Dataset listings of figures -
..........
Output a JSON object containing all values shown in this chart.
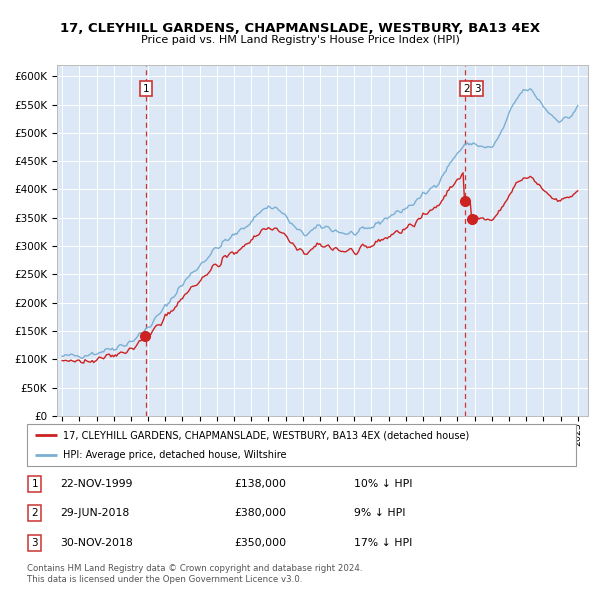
{
  "title": "17, CLEYHILL GARDENS, CHAPMANSLADE, WESTBURY, BA13 4EX",
  "subtitle": "Price paid vs. HM Land Registry's House Price Index (HPI)",
  "legend_line1": "17, CLEYHILL GARDENS, CHAPMANSLADE, WESTBURY, BA13 4EX (detached house)",
  "legend_line2": "HPI: Average price, detached house, Wiltshire",
  "transactions": [
    {
      "num": 1,
      "date": "22-NOV-1999",
      "price": 138000,
      "pct": "10%",
      "dir": "↓"
    },
    {
      "num": 2,
      "date": "29-JUN-2018",
      "price": 380000,
      "pct": "9%",
      "dir": "↓"
    },
    {
      "num": 3,
      "date": "30-NOV-2018",
      "price": 350000,
      "pct": "17%",
      "dir": "↓"
    }
  ],
  "footer1": "Contains HM Land Registry data © Crown copyright and database right 2024.",
  "footer2": "This data is licensed under the Open Government Licence v3.0.",
  "hpi_color": "#7aafd4",
  "property_color": "#cc2222",
  "vline_color": "#cc3333",
  "background_color": "#dce8f5",
  "ylim": [
    0,
    620000
  ],
  "yticks": [
    0,
    50000,
    100000,
    150000,
    200000,
    250000,
    300000,
    350000,
    400000,
    450000,
    500000,
    550000,
    600000
  ]
}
..........
What you need to do - Copy out all of the material exactly as written, without its pictures.

Task answer -
Output a JSON object containing all values shown in this chart.
{
  "title": "17, CLEYHILL GARDENS, CHAPMANSLADE, WESTBURY, BA13 4EX",
  "subtitle": "Price paid vs. HM Land Registry's House Price Index (HPI)",
  "legend_line1": "17, CLEYHILL GARDENS, CHAPMANSLADE, WESTBURY, BA13 4EX (detached house)",
  "legend_line2": "HPI: Average price, detached house, Wiltshire",
  "transactions": [
    {
      "num": 1,
      "date": "22-NOV-1999",
      "price": 138000,
      "pct": "10%",
      "dir": "↓"
    },
    {
      "num": 2,
      "date": "29-JUN-2018",
      "price": 380000,
      "pct": "9%",
      "dir": "↓"
    },
    {
      "num": 3,
      "date": "30-NOV-2018",
      "price": 350000,
      "pct": "17%",
      "dir": "↓"
    }
  ],
  "footer1": "Contains HM Land Registry data © Crown copyright and database right 2024.",
  "footer2": "This data is licensed under the Open Government Licence v3.0.",
  "hpi_color": "#7aafd4",
  "property_color": "#cc2222",
  "vline_color": "#cc3333",
  "background_color": "#dce8f5",
  "ylim": [
    0,
    620000
  ],
  "yticks": [
    0,
    50000,
    100000,
    150000,
    200000,
    250000,
    300000,
    350000,
    400000,
    450000,
    500000,
    550000,
    600000
  ]
}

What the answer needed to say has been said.